L'aide au développement de l'UE est de plus en plus souvent consacrée à la fermeture des frontières, au tarissement des migrations et au retour des migrants en Afrique, selon un rapport d’Oxfam rendu public jeudi 30 janvier. Cette approche détourne l’aide de son objectif premier - aider ceux qui sont dans le besoin -, voire aggrave la situation de ces populations, dénonce Oxfam.
Le rapport montre comment les fonds de développement du Fonds fiduciaire de l'UE pour l'Afrique sont de plus en plus liés aux priorités de politique intérieure à court terme des États membres de l'UE pour freiner les migrations.
Plus d'un milliard € est alloué à cette fin, contre 56 millions € alloués au financement de programmes de migration régulière, ce qui représente moins de 1,5% de la dotation totale du Fonds.
____
ACTIONS À MENER.
A. Indiquez si chacune des affirmations suivantes concorde avec le texte sur l'aide européenne au développement, en citant à l'appui les mots exacts du texte : (i) le rapport d'Oxfam a été rendu public un jeudi ; (ii) le financement des programmes de migration régulière dépasse un milliard d'euros ; (iii) selon Oxfam, cette approche peut aggraver la situation des populations dans le besoin.
B. Prolongez le texte sur l'aide européenne au développement en reprenant après sa dernière phrase.

LES DONNÉES.
____
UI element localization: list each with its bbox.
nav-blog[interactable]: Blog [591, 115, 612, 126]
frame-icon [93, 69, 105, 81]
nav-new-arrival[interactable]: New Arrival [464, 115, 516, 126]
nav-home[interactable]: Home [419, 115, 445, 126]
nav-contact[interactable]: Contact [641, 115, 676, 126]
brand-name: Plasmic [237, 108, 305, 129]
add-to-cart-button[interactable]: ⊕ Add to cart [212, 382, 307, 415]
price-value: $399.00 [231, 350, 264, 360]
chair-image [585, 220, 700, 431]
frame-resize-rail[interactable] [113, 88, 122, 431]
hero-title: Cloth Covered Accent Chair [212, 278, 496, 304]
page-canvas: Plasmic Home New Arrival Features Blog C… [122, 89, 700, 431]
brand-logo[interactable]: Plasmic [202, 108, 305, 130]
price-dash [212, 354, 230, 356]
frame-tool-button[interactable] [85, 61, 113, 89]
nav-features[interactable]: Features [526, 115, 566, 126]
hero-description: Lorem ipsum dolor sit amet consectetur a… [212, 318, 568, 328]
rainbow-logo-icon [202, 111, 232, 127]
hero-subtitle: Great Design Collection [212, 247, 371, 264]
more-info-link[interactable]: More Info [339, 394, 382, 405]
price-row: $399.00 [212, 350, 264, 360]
____
RÉPONSES.
A.
(i) Oui : « rendu public jeudi 30 janvier ».
(ii) Non : « Plus d'un milliard € est alloué à cette fin, contre 56 millions € alloués au financement de programmes de migration régulière ».
(iii) Oui : « voire aggrave la situation de ces populations ».

B.
« L'UE doit cesser de saper ses propres valeurs et s'assurer que tous ses engagements en Afrique favorisent la stabilité, la démocratie et la résilience, et non le contraire. L'aide au développement est destinée à lutter contre la pauvreté, les inégalités et la crise climatique croissantes. Elle ne doit pas être politisée et utilisée comme une caisse noire pour des gains politiques à court terme », commente, dans un communiqué, Raphaël Shihav, expert en migration chez Oxfam.